Work to complete: Reproduce the stretch from "The wedding chapels" through "away for a while." in the Las Vegas wedding text, word for word.

The wedding festivities are over.  And with thirteen others–a nice mix of family and friends– we celebrated the new Mr. and Mrs. Diaz with wine and a plate of our favorite pasta at Battista’s Hole in the Wall, a homey Italian eatery just behind the main Las Vegas Strip.  Against a backdrop of photos of famous personalities hung with familial pride, we toasted the newlyweds – and the entire room of patrons clapped their hands as they shared our joy.       

 

The wedding was simple.  The spoken vows will not be simple to live.  Kate was a beautiful bride, her sister Kara a beautiful Matron of Honor.  These two who use to fight like alley cats now stand by one another through the thicks and thins of life. Celebrating a sister’s marriage and new life is the best kind of thick.   

 

The wedding chapels on the Strip are well used.  Out comes one couple and in goes another.  It’s like this, not just with weddings, but with everything that happens here –the shows, the slots, the restaurants.  We enjoyed two out of three. 

 

A few hours after our arrival and before the show began, we snagged a couple of tickets to catch Jay Leno’s stand-up comedy routine at the Mirage.  He was there just two nights, so I guess Lady Luck shines on more than gamblers.  While waiting for Jay, we walked around a bit and found that one of the casino hotels was home to eight award winning James Beard chefs.  We enjoyed brunch at one on Saturday, a cozy French restaurant called Bouchon.  It reminded me of Paris or New Orleans, a far cry from the noise of the Strip. It was good to run away for a while.

Data provided:
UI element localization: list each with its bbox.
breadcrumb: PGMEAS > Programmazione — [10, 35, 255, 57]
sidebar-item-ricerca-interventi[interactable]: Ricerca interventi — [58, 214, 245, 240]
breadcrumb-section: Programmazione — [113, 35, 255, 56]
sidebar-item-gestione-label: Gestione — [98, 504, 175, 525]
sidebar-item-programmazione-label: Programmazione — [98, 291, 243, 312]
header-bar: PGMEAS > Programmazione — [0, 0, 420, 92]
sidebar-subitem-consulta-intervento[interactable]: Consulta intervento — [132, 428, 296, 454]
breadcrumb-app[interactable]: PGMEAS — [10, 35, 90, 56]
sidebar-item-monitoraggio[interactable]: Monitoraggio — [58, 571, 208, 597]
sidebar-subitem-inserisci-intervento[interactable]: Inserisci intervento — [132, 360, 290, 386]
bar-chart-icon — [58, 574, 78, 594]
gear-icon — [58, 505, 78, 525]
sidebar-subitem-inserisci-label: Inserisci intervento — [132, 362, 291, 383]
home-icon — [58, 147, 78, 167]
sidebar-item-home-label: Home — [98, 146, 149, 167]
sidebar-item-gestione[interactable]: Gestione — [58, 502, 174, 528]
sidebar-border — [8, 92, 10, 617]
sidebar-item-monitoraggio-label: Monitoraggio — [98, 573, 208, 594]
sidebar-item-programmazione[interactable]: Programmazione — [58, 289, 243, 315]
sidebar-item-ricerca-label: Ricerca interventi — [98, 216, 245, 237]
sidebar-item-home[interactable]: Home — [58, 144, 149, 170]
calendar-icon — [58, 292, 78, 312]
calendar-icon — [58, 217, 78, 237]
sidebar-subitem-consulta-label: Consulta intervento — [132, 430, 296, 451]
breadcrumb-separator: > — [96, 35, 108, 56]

Final result:
The wedding chapels on the Strip are well used.  Out comes one couple and in goes another.  It’s like this, not just with weddings, but with everything that happens here –the shows, the slots, the restaurants.  We enjoyed two out of three. 

 

A few hours after our arrival and before the show began, we snagged a couple of tickets to catch Jay Leno’s stand-up comedy routine at the Mirage.  He was there just two nights, so I guess Lady Luck shines on more than gamblers.  While waiting for Jay, we walked around a bit and found that one of the casino hotels was home to eight award winning James Beard chefs.  We enjoyed brunch at one on Saturday, a cozy French restaurant called Bouchon.  It reminded me of Paris or New Orleans, a far cry from the noise of the Strip. It was good to run away for a while.